Work to do: All of the lines below are to be transcribed faithfully, with pictures excluded from the copy.

Data to use:
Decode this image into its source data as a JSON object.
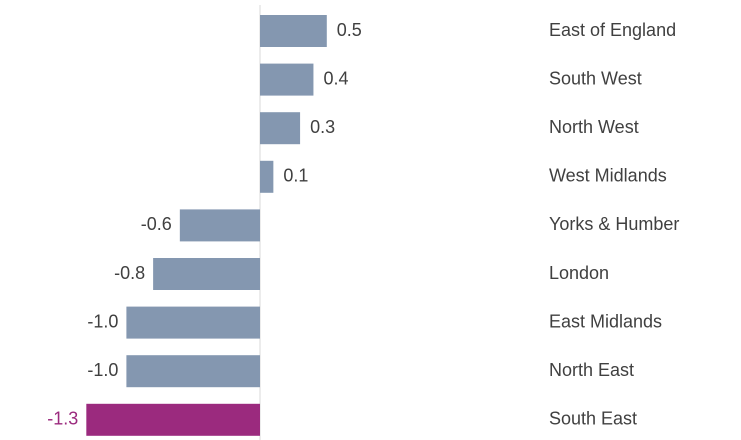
{
  "chart_data": {
    "type": "bar",
    "orientation": "horizontal",
    "categories": [
      "East of England",
      "South West",
      "North West",
      "West Midlands",
      "Yorks & Humber",
      "London",
      "East Midlands",
      "North East",
      "South East"
    ],
    "values": [
      0.5,
      0.4,
      0.3,
      0.1,
      -0.6,
      -0.8,
      -1,
      -1,
      -1.3
    ],
    "value_labels": [
      "0.5",
      "0.4",
      "0.3",
      "0.1",
      "-0.6",
      "-0.8",
      "-1.0",
      "-1.0",
      "-1.3"
    ],
    "colors": [
      "#8497b0",
      "#8497b0",
      "#8497b0",
      "#8497b0",
      "#8497b0",
      "#8497b0",
      "#8497b0",
      "#8497b0",
      "#9b2a7e"
    ]
  }
}
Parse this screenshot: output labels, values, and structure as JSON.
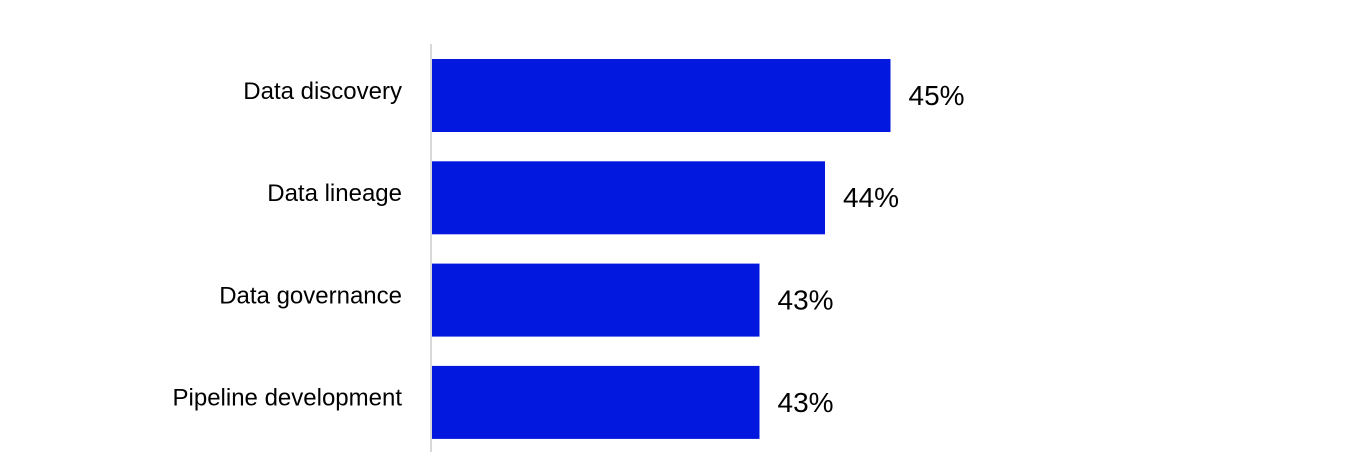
{
  "chart_data": {
    "type": "hbar",
    "categories": [
      "Data discovery",
      "Data lineage",
      "Data governance",
      "Pipeline development"
    ],
    "values": [
      45,
      44,
      43,
      43
    ],
    "value_labels": [
      "45%",
      "44%",
      "43%",
      "43%"
    ],
    "color": "#0318de",
    "xlim": [
      38,
      50
    ]
  }
}
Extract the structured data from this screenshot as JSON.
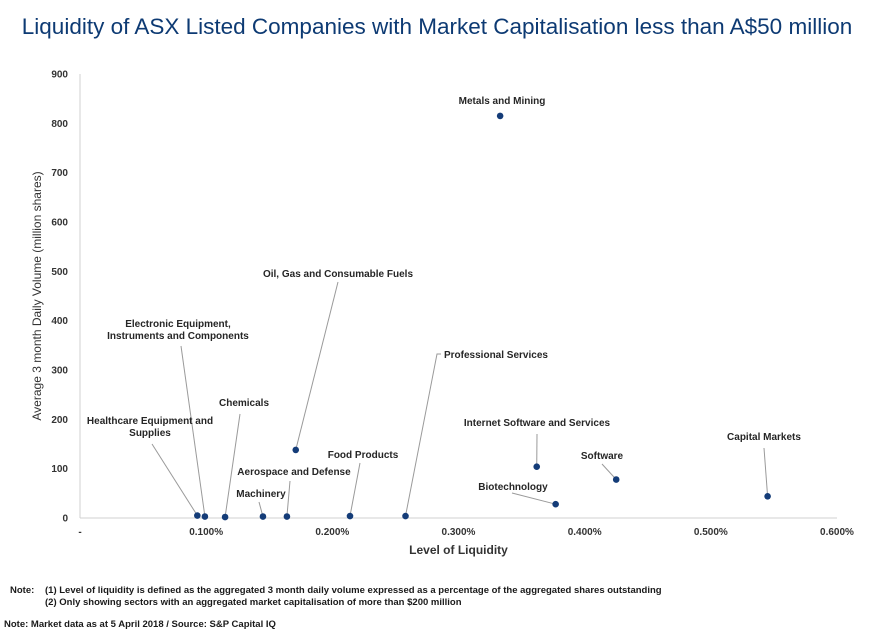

Correct response:
Decode this image into its source data as a JSON object.
{
  "chart_data": {
    "type": "bar",
    "orientation": "horizontal",
    "categories": [
      "East of England",
      "South West",
      "North West",
      "West Midlands",
      "Yorks & Humber",
      "London",
      "East Midlands",
      "North East",
      "South East"
    ],
    "values": [
      0.5,
      0.4,
      0.3,
      0.1,
      -0.6,
      -0.8,
      -1,
      -1,
      -1.3
    ],
    "value_labels": [
      "0.5",
      "0.4",
      "0.3",
      "0.1",
      "-0.6",
      "-0.8",
      "-1.0",
      "-1.0",
      "-1.3"
    ],
    "colors": [
      "#8497b0",
      "#8497b0",
      "#8497b0",
      "#8497b0",
      "#8497b0",
      "#8497b0",
      "#8497b0",
      "#8497b0",
      "#9b2a7e"
    ]
  }
}
Parse this screenshot: output labels, values, and structure as JSON.
{
  "chart_data": {
    "type": "hbar",
    "categories": [
      "Data discovery",
      "Data lineage",
      "Data governance",
      "Pipeline development"
    ],
    "values": [
      45,
      44,
      43,
      43
    ],
    "value_labels": [
      "45%",
      "44%",
      "43%",
      "43%"
    ],
    "color": "#0318de",
    "xlim": [
      38,
      50
    ]
  }
}
Extract the structured data from this screenshot as JSON.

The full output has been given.